* **Written problem**: Are you able to retype all the records below exactly?

*** Provided records

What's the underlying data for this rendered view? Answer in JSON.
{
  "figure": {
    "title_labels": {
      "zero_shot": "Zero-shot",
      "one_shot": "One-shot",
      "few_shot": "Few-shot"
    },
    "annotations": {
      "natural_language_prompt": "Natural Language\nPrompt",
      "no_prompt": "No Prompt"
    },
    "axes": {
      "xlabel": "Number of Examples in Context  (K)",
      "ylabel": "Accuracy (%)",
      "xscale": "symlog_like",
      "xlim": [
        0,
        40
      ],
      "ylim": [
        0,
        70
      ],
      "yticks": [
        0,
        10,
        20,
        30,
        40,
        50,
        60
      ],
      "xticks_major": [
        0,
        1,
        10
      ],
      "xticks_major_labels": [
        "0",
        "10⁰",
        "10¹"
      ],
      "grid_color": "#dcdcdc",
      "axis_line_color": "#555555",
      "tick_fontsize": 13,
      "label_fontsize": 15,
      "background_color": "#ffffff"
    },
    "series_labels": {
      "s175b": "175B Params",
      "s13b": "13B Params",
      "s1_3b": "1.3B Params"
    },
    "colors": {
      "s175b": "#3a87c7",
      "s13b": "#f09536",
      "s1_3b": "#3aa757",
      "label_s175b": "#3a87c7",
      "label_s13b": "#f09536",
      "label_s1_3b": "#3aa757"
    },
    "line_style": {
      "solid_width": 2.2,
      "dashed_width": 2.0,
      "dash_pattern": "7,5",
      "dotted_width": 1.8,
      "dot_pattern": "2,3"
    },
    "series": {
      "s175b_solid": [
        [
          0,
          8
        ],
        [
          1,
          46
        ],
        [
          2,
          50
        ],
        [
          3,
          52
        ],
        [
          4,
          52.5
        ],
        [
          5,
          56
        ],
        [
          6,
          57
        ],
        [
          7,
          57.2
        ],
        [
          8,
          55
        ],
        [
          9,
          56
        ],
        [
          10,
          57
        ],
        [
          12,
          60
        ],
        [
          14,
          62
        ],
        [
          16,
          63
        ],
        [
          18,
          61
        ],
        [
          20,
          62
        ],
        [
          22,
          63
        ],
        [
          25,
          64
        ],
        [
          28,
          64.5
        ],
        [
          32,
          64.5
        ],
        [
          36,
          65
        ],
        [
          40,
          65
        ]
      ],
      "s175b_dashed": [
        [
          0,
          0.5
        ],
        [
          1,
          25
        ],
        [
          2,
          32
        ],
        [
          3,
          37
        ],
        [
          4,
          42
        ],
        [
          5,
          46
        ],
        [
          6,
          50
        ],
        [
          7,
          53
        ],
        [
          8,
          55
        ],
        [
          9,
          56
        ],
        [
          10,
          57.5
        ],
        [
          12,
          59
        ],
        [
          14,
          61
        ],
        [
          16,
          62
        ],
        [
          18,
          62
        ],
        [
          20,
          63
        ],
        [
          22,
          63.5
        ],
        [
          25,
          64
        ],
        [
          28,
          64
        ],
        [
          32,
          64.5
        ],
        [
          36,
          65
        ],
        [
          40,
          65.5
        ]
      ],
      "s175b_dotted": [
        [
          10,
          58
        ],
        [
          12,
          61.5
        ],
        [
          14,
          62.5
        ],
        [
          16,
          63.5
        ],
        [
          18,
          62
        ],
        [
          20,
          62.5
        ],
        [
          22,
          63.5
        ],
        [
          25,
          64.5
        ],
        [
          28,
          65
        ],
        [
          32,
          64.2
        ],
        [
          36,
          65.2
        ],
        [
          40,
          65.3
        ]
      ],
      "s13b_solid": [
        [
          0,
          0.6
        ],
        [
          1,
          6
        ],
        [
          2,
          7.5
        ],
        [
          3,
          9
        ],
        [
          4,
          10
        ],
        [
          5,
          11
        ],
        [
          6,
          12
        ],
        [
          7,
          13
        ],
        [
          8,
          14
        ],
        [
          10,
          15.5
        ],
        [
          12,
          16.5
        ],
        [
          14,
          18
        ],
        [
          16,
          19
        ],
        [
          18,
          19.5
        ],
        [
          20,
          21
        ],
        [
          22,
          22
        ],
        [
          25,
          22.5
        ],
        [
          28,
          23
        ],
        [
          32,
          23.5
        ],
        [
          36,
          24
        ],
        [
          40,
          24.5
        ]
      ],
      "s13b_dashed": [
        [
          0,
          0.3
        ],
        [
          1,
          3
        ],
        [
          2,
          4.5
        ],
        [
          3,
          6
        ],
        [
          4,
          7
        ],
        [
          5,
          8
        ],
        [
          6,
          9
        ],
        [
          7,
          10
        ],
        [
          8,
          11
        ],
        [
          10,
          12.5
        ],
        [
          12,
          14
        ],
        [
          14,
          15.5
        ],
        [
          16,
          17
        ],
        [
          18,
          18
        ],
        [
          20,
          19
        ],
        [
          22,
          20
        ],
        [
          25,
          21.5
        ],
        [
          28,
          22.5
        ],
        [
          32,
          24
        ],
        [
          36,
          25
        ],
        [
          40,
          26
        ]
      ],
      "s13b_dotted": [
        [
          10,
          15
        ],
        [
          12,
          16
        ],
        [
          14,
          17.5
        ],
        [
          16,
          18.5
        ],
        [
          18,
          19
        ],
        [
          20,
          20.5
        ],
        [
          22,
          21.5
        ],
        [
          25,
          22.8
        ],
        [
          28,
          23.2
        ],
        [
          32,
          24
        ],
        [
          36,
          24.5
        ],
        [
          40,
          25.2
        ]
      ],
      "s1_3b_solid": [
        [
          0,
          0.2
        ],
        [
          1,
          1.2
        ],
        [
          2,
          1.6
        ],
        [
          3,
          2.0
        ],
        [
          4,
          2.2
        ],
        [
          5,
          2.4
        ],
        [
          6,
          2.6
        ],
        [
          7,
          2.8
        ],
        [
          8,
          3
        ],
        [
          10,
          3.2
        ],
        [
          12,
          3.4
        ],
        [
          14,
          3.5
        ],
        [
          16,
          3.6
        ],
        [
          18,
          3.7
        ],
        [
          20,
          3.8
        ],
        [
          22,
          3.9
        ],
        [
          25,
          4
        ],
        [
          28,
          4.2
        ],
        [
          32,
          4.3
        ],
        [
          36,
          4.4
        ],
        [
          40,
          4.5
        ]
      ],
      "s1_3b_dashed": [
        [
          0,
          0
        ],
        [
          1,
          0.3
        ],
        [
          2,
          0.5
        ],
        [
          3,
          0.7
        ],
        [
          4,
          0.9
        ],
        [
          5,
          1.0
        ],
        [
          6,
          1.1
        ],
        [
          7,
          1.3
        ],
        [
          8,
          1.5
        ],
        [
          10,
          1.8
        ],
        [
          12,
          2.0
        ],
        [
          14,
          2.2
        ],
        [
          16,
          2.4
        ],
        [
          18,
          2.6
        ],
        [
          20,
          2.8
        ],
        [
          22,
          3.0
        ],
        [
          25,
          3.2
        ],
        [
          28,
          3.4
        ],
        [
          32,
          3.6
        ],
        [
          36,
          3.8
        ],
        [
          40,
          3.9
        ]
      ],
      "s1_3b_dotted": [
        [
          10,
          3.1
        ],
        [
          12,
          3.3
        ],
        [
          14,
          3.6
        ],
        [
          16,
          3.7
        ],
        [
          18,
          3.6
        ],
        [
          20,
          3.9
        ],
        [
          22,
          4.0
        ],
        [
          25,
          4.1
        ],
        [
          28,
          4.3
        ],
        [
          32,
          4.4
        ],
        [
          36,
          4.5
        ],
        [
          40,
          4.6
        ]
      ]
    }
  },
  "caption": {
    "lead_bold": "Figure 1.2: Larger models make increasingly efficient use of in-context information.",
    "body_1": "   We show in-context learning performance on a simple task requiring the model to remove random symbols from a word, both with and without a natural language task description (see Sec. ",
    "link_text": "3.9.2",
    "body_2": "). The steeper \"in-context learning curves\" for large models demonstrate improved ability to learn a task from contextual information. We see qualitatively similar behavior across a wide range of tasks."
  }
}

******

* **Solution for this exercise**:
What's the underlying data for this rendered view? Answer in JSON.
{
  "figure": {
    "title_labels": {
      "zero_shot": "Zero-shot",
      "one_shot": "One-shot",
      "few_shot": "Few-shot"
    },
    "annotations": {
      "natural_language_prompt": "Natural Language\nPrompt",
      "no_prompt": "No Prompt"
    },
    "axes": {
      "xlabel": "Number of Examples in Context  (K)",
      "ylabel": "Accuracy (%)",
      "xscale": "symlog_like",
      "xlim": [
        0,
        40
      ],
      "ylim": [
        0,
        70
      ],
      "yticks": [
        0,
        10,
        20,
        30,
        40,
        50,
        60
      ],
      "xticks_major": [
        0,
        1,
        10
      ],
      "xticks_major_labels": [
        "0",
        "10⁰",
        "10¹"
      ],
      "grid_color": "#dcdcdc",
      "axis_line_color": "#555555",
      "tick_fontsize": 13,
      "label_fontsize": 15,
      "background_color": "#ffffff"
    },
    "series_labels": {
      "s175b": "175B Params",
      "s13b": "13B Params",
      "s1_3b": "1.3B Params"
    },
    "colors": {
      "s175b": "#3a87c7",
      "s13b": "#f09536",
      "s1_3b": "#3aa757",
      "label_s175b": "#3a87c7",
      "label_s13b": "#f09536",
      "label_s1_3b": "#3aa757"
    },
    "line_style": {
      "solid_width": 2.2,
      "dashed_width": 2.0,
      "dash_pattern": "7,5",
      "dotted_width": 1.8,
      "dot_pattern": "2,3"
    },
    "series": {
      "s175b_solid": [
        [
          0,
          8
        ],
        [
          1,
          46
        ],
        [
          2,
          50
        ],
        [
          3,
          52
        ],
        [
          4,
          52.5
        ],
        [
          5,
          56
        ],
        [
          6,
          57
        ],
        [
          7,
          57.2
        ],
        [
          8,
          55
        ],
        [
          9,
          56
        ],
        [
          10,
          57
        ],
        [
          12,
          60
        ],
        [
          14,
          62
        ],
        [
          16,
          63
        ],
        [
          18,
          61
        ],
        [
          20,
          62
        ],
        [
          22,
          63
        ],
        [
          25,
          64
        ],
        [
          28,
          64.5
        ],
        [
          32,
          64.5
        ],
        [
          36,
          65
        ],
        [
          40,
          65
        ]
      ],
      "s175b_dashed": [
        [
          0,
          0.5
        ],
        [
          1,
          25
        ],
        [
          2,
          32
        ],
        [
          3,
          37
        ],
        [
          4,
          42
        ],
        [
          5,
          46
        ],
        [
          6,
          50
        ],
        [
          7,
          53
        ],
        [
          8,
          55
        ],
        [
          9,
          56
        ],
        [
          10,
          57.5
        ],
        [
          12,
          59
        ],
        [
          14,
          61
        ],
        [
          16,
          62
        ],
        [
          18,
          62
        ],
        [
          20,
          63
        ],
        [
          22,
          63.5
        ],
        [
          25,
          64
        ],
        [
          28,
          64
        ],
        [
          32,
          64.5
        ],
        [
          36,
          65
        ],
        [
          40,
          65.5
        ]
      ],
      "s175b_dotted": [
        [
          10,
          58
        ],
        [
          12,
          61.5
        ],
        [
          14,
          62.5
        ],
        [
          16,
          63.5
        ],
        [
          18,
          62
        ],
        [
          20,
          62.5
        ],
        [
          22,
          63.5
        ],
        [
          25,
          64.5
        ],
        [
          28,
          65
        ],
        [
          32,
          64.2
        ],
        [
          36,
          65.2
        ],
        [
          40,
          65.3
        ]
      ],
      "s13b_solid": [
        [
          0,
          0.6
        ],
        [
          1,
          6
        ],
        [
          2,
          7.5
        ],
        [
          3,
          9
        ],
        [
          4,
          10
        ],
        [
          5,
          11
        ],
        [
          6,
          12
        ],
        [
          7,
          13
        ],
        [
          8,
          14
        ],
        [
          10,
          15.5
        ],
        [
          12,
          16.5
        ],
        [
          14,
          18
        ],
        [
          16,
          19
        ],
        [
          18,
          19.5
        ],
        [
          20,
          21
        ],
        [
          22,
          22
        ],
        [
          25,
          22.5
        ],
        [
          28,
          23
        ],
        [
          32,
          23.5
        ],
        [
          36,
          24
        ],
        [
          40,
          24.5
        ]
      ],
      "s13b_dashed": [
        [
          0,
          0.3
        ],
        [
          1,
          3
        ],
        [
          2,
          4.5
        ],
        [
          3,
          6
        ],
        [
          4,
          7
        ],
        [
          5,
          8
        ],
        [
          6,
          9
        ],
        [
          7,
          10
        ],
        [
          8,
          11
        ],
        [
          10,
          12.5
        ],
        [
          12,
          14
        ],
        [
          14,
          15.5
        ],
        [
          16,
          17
        ],
        [
          18,
          18
        ],
        [
          20,
          19
        ],
        [
          22,
          20
        ],
        [
          25,
          21.5
        ],
        [
          28,
          22.5
        ],
        [
          32,
          24
        ],
        [
          36,
          25
        ],
        [
          40,
          26
        ]
      ],
      "s13b_dotted": [
        [
          10,
          15
        ],
        [
          12,
          16
        ],
        [
          14,
          17.5
        ],
        [
          16,
          18.5
        ],
        [
          18,
          19
        ],
        [
          20,
          20.5
        ],
        [
          22,
          21.5
        ],
        [
          25,
          22.8
        ],
        [
          28,
          23.2
        ],
        [
          32,
          24
        ],
        [
          36,
          24.5
        ],
        [
          40,
          25.2
        ]
      ],
      "s1_3b_solid": [
        [
          0,
          0.2
        ],
        [
          1,
          1.2
        ],
        [
          2,
          1.6
        ],
        [
          3,
          2.0
        ],
        [
          4,
          2.2
        ],
        [
          5,
          2.4
        ],
        [
          6,
          2.6
        ],
        [
          7,
          2.8
        ],
        [
          8,
          3
        ],
        [
          10,
          3.2
        ],
        [
          12,
          3.4
        ],
        [
          14,
          3.5
        ],
        [
          16,
          3.6
        ],
        [
          18,
          3.7
        ],
        [
          20,
          3.8
        ],
        [
          22,
          3.9
        ],
        [
          25,
          4
        ],
        [
          28,
          4.2
        ],
        [
          32,
          4.3
        ],
        [
          36,
          4.4
        ],
        [
          40,
          4.5
        ]
      ],
      "s1_3b_dashed": [
        [
          0,
          0
        ],
        [
          1,
          0.3
        ],
        [
          2,
          0.5
        ],
        [
          3,
          0.7
        ],
        [
          4,
          0.9
        ],
        [
          5,
          1.0
        ],
        [
          6,
          1.1
        ],
        [
          7,
          1.3
        ],
        [
          8,
          1.5
        ],
        [
          10,
          1.8
        ],
        [
          12,
          2.0
        ],
        [
          14,
          2.2
        ],
        [
          16,
          2.4
        ],
        [
          18,
          2.6
        ],
        [
          20,
          2.8
        ],
        [
          22,
          3.0
        ],
        [
          25,
          3.2
        ],
        [
          28,
          3.4
        ],
        [
          32,
          3.6
        ],
        [
          36,
          3.8
        ],
        [
          40,
          3.9
        ]
      ],
      "s1_3b_dotted": [
        [
          10,
          3.1
        ],
        [
          12,
          3.3
        ],
        [
          14,
          3.6
        ],
        [
          16,
          3.7
        ],
        [
          18,
          3.6
        ],
        [
          20,
          3.9
        ],
        [
          22,
          4.0
        ],
        [
          25,
          4.1
        ],
        [
          28,
          4.3
        ],
        [
          32,
          4.4
        ],
        [
          36,
          4.5
        ],
        [
          40,
          4.6
        ]
      ]
    }
  },
  "caption": {
    "lead_bold": "Figure 1.2: Larger models make increasingly efficient use of in-context information.",
    "body_1": "   We show in-context learning performance on a simple task requiring the model to remove random symbols from a word, both with and without a natural language task description (see Sec. ",
    "link_text": "3.9.2",
    "body_2": "). The steeper \"in-context learning curves\" for large models demonstrate improved ability to learn a task from contextual information. We see qualitatively similar behavior across a wide range of tasks."
  }
}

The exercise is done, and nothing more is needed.